— Исходный текст —
• • • •

Окно Просветления в дзэнском монастыре Кэнниндзи. XX в. Киото

Круг (энсо) как символ озаренного сознания, вершина духовного Пути в той или иной форме часто присутствует в храме, служа напоминанием о неизбывном векторе духовного поиска. Огромное круглое окно, обрамляющее широколистное банановое дерево во внутреннем дворике дзэнского монастыря Кэнниндзи (Киото), например, никуда не выходит и не несет никакой функциональной нагрузки. Эта живая объемная картина воспринимается исключительно как метафора. Банан, банановые листья, как известно, являются широко распространенной аллегорией буддийского принципа непостоянства, хрупкости, непрочности бытия. «Тело бренное подобно пузырям, что не задерживаются на поверхности воды; тело бренное сродни банану, в сердцевине которого нет крепости», – сказано языком сутр. С этим принципом идентифицировал себя и великой поэт Басё («Банановое дерево»), позаимствовав в качестве собственного псевдонима название дерева. Начинает работать ассоциативная память, подсказывая строки знаменитого поэта, рожденные атмосферой его «банановой обители» («басё-ан»):

Как стонет от ветра банан,
Как падают капли в кадку,
Я слышу всю ночь напролет…

– всплывает название известной в средние века пьесы театра Но «Басё», принадлежащей драматургу XV столетия Дзэнтику и воспринимаемой как вдохновенная проповедь.

• • • •

— Выдержка из данных —
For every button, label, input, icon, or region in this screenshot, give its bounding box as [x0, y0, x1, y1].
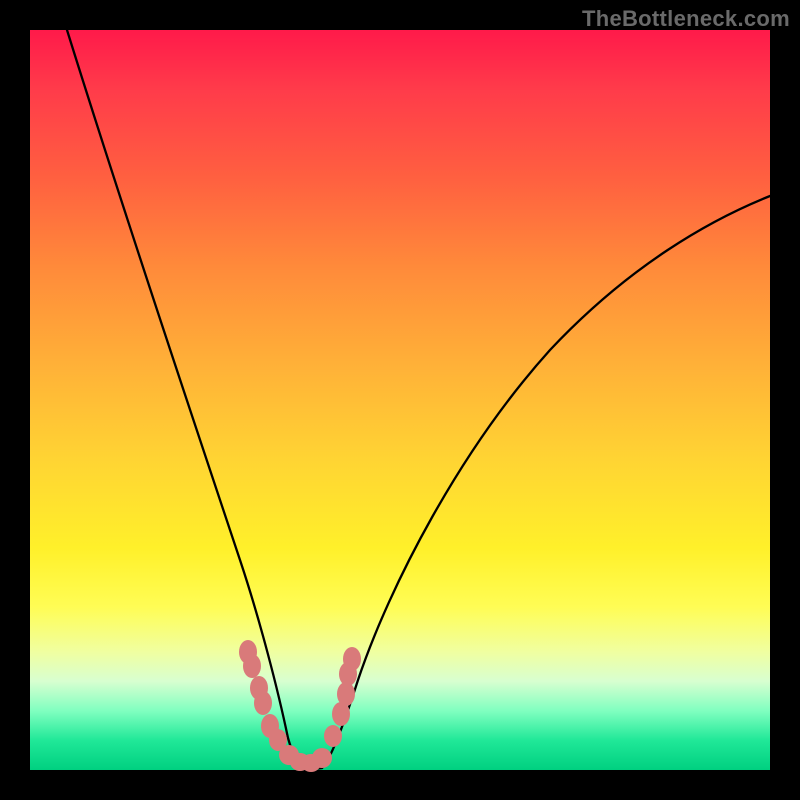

• • • •

— Задания —
A. Замените в тексте об окне Просветления слово "кадку" на "бочку" и приведите заново ту его часть, которая открывается словами "Как стонет от" и завершается словами "как вдохновенная проповедь.".
B. Перечислите все черты бытия, аллегорией которых, согласно тексту об окне Просветления, служат банан и банановые листья.
C. Напишите продолжение текста об окне Просветления в монастыре Кэнниндзи, которое следует сразу за его последним предложением.

— Ответы —
A.
Как стонет от ветра банан,
Как падают капли в бочку,
Я слышу всю ночь напролет…

– всплывает название известной в средние века пьесы театра Но «Басё», принадлежащей драматургу XV столетия Дзэнтику и воспринимаемой как вдохновенная проповедь.

B. Непостоянство, хрупкость, непрочность бытия.

C.
Каждый фрагмент храмового пространства включается в работу по трансформации сознания, созиданию определенной среды, в которой растворяются мысли о «ненужном», «суетном», «второстепенном». Не за этим ли состоянием приходят сюда люди, проводя в молчании и тишине целые часы, в надежде обрести ответы на извечные вопросы, рождаемые человеческим бытием… Храмовые залы древнего монастыря Кэнниндзи «прочитываются» как книга мудрости и знаний, переданных языком символов. Росписи фусума работы Хасимото Кансэцу (1883–1945) естественным образом вписываются в контекст храма, настоятельно передавая средствами живописи все те же идеи, пытаясь разбудить сознание прихожан…

Хасимото Кансэцу. Метемпсихоз

Одинокая птица безмятежно присела на небольшую корягу, раскачиваемую бушующими волнами в разъяренном морском пространстве – очевидная аллюзия на человеческую жизнь, в которой в погоне за мимолетными удовольствиями люди остаются в неведении относительно подлинных опасностей, поджидающих их. Дождь, ветер, непогода, воссозданные художником, – аллегория на неблагополучие духовной атмосферы, в которой пребывает человек. И лишь луна невозмутимо и бесстрастно взирает с высоты, отражаясь в неспокойных водах… Естественным продолжением храмового зала являются Камни Буддийской Триады, скульптурно выделяющиеся на фоне изумрудного бархата мхов и вызывающие ассоциации с одним из самых популярных канонизированных сюжетов средневекового буддийского искусства. Они и есть олицетворение искомого состояния сознания – просветленного сознания Будды. Вторя содержанию росписей фусума, сухой сад, созданный современным художником-дизайнером Китаямя Ясуо в 2003 г., назван Садом Морского Прибоя.

Далеко не случайно сухой прихрамовый сад называют садом философским, ибо весь его символический космос направлен на пробуждение, активизацию спящего сознания. Наряду с другими видами дзэнского искусства, он указывает, поучает, наставляет, гармонизирует, умиротворяет… Приглашая в свой внутренний мир, внутреннее пространство, он задает высокую тональность духовного общения с собой.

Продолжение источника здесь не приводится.